Entries with figure data
-------------------------

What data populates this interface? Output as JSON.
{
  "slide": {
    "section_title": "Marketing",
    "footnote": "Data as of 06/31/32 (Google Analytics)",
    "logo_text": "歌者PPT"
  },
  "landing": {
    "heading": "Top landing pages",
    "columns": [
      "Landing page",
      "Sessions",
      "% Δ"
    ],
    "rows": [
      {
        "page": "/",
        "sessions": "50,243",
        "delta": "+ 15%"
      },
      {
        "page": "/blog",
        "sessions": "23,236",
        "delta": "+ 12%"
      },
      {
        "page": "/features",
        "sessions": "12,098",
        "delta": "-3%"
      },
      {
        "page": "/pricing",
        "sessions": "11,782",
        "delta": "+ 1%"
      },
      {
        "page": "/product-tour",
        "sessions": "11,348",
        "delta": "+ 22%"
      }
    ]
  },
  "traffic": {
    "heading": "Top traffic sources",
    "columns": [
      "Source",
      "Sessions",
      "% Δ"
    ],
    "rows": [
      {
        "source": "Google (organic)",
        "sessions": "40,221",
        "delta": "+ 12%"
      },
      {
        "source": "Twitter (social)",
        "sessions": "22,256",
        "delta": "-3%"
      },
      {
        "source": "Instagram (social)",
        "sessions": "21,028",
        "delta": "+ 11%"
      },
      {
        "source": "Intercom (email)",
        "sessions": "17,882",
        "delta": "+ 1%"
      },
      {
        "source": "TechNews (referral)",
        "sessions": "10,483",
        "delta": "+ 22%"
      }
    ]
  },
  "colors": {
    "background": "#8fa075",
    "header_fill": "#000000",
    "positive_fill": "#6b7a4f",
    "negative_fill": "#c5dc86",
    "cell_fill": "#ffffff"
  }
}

-------------------------

▶ Exercise: Find the lines above that contain the word "traffic" and collect them.

▶ Reply to the task:
  "traffic": {
    "heading": "Top traffic sources",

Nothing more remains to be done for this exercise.